(課題 a)
記録の最初の行から「x-tick-label: 2019年 [473, 315, 512, 329]」を含む行まで、両端も含めてそのまま書き写してください。

(抜粋)
_ _ _ _ _

DVDの内容は、プッチーニの生涯と業績を、現地ロケや関係者、専門家のインタビュー、実際のプッチーニの作品を紹介しながらたどるというものです。
今回クーラがアップしたメイキング動画は約1時間もあり、そのほとんどは、これも約1時間の本編DVDには採用されなかった部分です。
収録したが使わなかった曲、または部分だけしか収録されなかった曲の全体、または別ヴァージョンが収録されているものなど、カットされた録画ですが、その画質音質とともに、音楽的なレベルは非常に高く、これまで公開されてこず、今回無料で公開しているというのが、もったいなく思うほどです。
当時33歳、若くて力づよい、みずみずしいクーラの歌声、姿がたっぷりと聴けるようになっています。


動画はクーラがVimeo上に作っている「ホセ・クーラTV」で無料公開されています。
下の画像をクリックしていただくと、動画ページにリンクしています。ぜひぜひ、ご覧になってみてください。




*2018/1/7 残念なことにクーラはホセ・クーラTVを閉鎖してしまいました。Vimeoから無断ダウンロードされてしまっていることが原因のようです。ファンがYoutubeにこの動画をアップしていて、クーラも今後はそちらをみてねとため息交じりに(苦笑)言っていましたのであげておきます。
➡ こちらも見られなくなりました。正規の映像をリリースしてほしいものです。


JOSE CURA MAKING OF GREAT COMPOSERS PUCCINI




クーラはフェイスブックでこの動画を掲載した際に、ちょっとしたエピソードも紹介していました。



ジュリア・ミゲネスとマノン・レスコーの二重唱を歌っている場面がありますが、その最後のキスシーンで、「カット!」の声が聞こえなかったために、誰かが近づいて「キス、ストップ!!」と言うまで続けていて、ジュリアが笑い出してしまったとか。たしかにそんな感じのシーンもありました。

また、この収録の後、実はクーラは、あのサラ・ブライトマンのアルバムで共演したヒット曲「Just Show Me How To Love You」の録音があったそうですが、この録画の前半で来ているグーフィーのTシャツ(笑)のまま行って、ブライトマン夫妻やプロデューサーからちょっとからかわれたそうです。

_ _ _ _ _

データセットの行

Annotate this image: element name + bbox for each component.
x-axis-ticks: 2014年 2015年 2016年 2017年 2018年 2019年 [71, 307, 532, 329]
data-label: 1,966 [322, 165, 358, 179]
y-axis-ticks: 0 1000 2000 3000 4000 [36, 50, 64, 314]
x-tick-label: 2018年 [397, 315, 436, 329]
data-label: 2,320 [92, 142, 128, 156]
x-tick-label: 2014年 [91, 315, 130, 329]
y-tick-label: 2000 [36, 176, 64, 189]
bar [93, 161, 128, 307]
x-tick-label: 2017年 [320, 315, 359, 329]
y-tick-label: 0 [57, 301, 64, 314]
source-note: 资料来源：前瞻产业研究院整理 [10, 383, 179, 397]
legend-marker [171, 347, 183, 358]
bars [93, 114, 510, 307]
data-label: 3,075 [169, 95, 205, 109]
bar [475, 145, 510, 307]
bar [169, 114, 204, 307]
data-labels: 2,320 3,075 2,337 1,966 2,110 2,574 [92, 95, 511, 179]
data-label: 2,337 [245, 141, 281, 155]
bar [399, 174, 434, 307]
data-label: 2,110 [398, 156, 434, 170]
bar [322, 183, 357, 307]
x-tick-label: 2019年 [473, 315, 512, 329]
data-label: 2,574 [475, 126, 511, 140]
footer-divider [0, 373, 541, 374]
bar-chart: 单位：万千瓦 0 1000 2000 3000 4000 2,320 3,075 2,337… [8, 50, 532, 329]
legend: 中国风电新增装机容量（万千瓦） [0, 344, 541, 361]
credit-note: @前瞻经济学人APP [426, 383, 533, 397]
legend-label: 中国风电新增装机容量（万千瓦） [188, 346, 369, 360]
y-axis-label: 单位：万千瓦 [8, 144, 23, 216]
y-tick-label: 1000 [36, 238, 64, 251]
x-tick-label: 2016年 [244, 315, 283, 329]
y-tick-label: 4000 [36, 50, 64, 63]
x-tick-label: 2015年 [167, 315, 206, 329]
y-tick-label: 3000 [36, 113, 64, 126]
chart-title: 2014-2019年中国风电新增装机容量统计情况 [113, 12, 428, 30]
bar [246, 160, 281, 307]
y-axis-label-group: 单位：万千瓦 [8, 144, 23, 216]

_ _ _ _ _

(課題 b)
抜粋によると、このときのクーラは何歳でしたか。

(解答 a)
Annotate this image: element name + bbox for each component.
x-axis-ticks: 2014年 2015年 2016年 2017年 2018年 2019年 [71, 307, 532, 329]
data-label: 1,966 [322, 165, 358, 179]
y-axis-ticks: 0 1000 2000 3000 4000 [36, 50, 64, 314]
x-tick-label: 2018年 [397, 315, 436, 329]
data-label: 2,320 [92, 142, 128, 156]
x-tick-label: 2014年 [91, 315, 130, 329]
y-tick-label: 2000 [36, 176, 64, 189]
bar [93, 161, 128, 307]
x-tick-label: 2017年 [320, 315, 359, 329]
y-tick-label: 0 [57, 301, 64, 314]
source-note: 资料来源：前瞻产业研究院整理 [10, 383, 179, 397]
legend-marker [171, 347, 183, 358]
bars [93, 114, 510, 307]
data-label: 3,075 [169, 95, 205, 109]
bar [475, 145, 510, 307]
bar [169, 114, 204, 307]
data-labels: 2,320 3,075 2,337 1,966 2,110 2,574 [92, 95, 511, 179]
data-label: 2,337 [245, 141, 281, 155]
bar [399, 174, 434, 307]
data-label: 2,110 [398, 156, 434, 170]
bar [322, 183, 357, 307]
x-tick-label: 2019年 [473, 315, 512, 329]

(解答 b)
当時33歳でした。